Goal:
Below are records to be output exactly, every one of them.

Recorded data
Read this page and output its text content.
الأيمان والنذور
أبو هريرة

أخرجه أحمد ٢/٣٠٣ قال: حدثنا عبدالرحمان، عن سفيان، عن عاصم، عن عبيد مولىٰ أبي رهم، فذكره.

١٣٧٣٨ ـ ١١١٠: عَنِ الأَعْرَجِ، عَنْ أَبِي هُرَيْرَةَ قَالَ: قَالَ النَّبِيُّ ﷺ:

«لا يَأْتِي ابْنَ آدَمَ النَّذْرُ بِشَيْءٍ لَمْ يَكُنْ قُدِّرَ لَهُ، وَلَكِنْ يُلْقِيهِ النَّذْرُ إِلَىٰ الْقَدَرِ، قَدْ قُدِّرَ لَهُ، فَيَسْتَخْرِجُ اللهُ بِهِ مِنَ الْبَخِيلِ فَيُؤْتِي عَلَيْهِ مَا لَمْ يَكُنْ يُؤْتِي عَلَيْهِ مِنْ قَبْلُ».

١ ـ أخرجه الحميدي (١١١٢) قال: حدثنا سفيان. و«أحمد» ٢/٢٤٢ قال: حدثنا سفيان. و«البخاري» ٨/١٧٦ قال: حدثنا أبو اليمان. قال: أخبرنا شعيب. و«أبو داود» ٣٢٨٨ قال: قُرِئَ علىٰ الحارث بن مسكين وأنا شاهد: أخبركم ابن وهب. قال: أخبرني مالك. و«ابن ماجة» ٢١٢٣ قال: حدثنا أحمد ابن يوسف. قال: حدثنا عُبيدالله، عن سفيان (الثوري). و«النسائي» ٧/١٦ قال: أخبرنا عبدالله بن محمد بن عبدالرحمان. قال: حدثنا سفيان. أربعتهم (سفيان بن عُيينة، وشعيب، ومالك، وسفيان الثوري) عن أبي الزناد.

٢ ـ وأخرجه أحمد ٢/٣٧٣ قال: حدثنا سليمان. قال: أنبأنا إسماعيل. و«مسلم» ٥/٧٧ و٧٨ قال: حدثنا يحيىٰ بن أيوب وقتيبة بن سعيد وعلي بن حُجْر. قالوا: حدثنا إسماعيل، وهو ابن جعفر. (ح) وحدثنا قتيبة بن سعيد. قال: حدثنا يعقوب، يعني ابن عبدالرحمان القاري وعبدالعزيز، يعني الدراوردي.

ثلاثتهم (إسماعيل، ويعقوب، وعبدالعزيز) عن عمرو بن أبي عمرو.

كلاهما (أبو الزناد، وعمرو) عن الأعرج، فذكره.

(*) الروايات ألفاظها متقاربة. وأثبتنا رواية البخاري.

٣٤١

Task solution:
Read this page and output its text content.
الأيمان والنذور
أبو هريرة

أخرجه أحمد ٢/٣٠٣ قال: حدثنا عبدالرحمان، عن سفيان، عن عاصم، عن عبيد مولىٰ أبي رهم، فذكره.

١٣٧٣٨ ـ ١١١٠: عَنِ الأَعْرَجِ، عَنْ أَبِي هُرَيْرَةَ قَالَ: قَالَ النَّبِيُّ ﷺ:

«لا يَأْتِي ابْنَ آدَمَ النَّذْرُ بِشَيْءٍ لَمْ يَكُنْ قُدِّرَ لَهُ، وَلَكِنْ يُلْقِيهِ النَّذْرُ إِلَىٰ الْقَدَرِ، قَدْ قُدِّرَ لَهُ، فَيَسْتَخْرِجُ اللهُ بِهِ مِنَ الْبَخِيلِ فَيُؤْتِي عَلَيْهِ مَا لَمْ يَكُنْ يُؤْتِي عَلَيْهِ مِنْ قَبْلُ».

١ ـ أخرجه الحميدي (١١١٢) قال: حدثنا سفيان. و«أحمد» ٢/٢٤٢ قال: حدثنا سفيان. و«البخاري» ٨/١٧٦ قال: حدثنا أبو اليمان. قال: أخبرنا شعيب. و«أبو داود» ٣٢٨٨ قال: قُرِئَ علىٰ الحارث بن مسكين وأنا شاهد: أخبركم ابن وهب. قال: أخبرني مالك. و«ابن ماجة» ٢١٢٣ قال: حدثنا أحمد ابن يوسف. قال: حدثنا عُبيدالله، عن سفيان (الثوري). و«النسائي» ٧/١٦ قال: أخبرنا عبدالله بن محمد بن عبدالرحمان. قال: حدثنا سفيان. أربعتهم (سفيان بن عُيينة، وشعيب، ومالك، وسفيان الثوري) عن أبي الزناد.

٢ ـ وأخرجه أحمد ٢/٣٧٣ قال: حدثنا سليمان. قال: أنبأنا إسماعيل. و«مسلم» ٥/٧٧ و٧٨ قال: حدثنا يحيىٰ بن أيوب وقتيبة بن سعيد وعلي بن حُجْر. قالوا: حدثنا إسماعيل، وهو ابن جعفر. (ح) وحدثنا قتيبة بن سعيد. قال: حدثنا يعقوب، يعني ابن عبدالرحمان القاري وعبدالعزيز، يعني الدراوردي.

ثلاثتهم (إسماعيل، ويعقوب، وعبدالعزيز) عن عمرو بن أبي عمرو.

كلاهما (أبو الزناد، وعمرو) عن الأعرج، فذكره.

(*) الروايات ألفاظها متقاربة. وأثبتنا رواية البخاري.

٣٤١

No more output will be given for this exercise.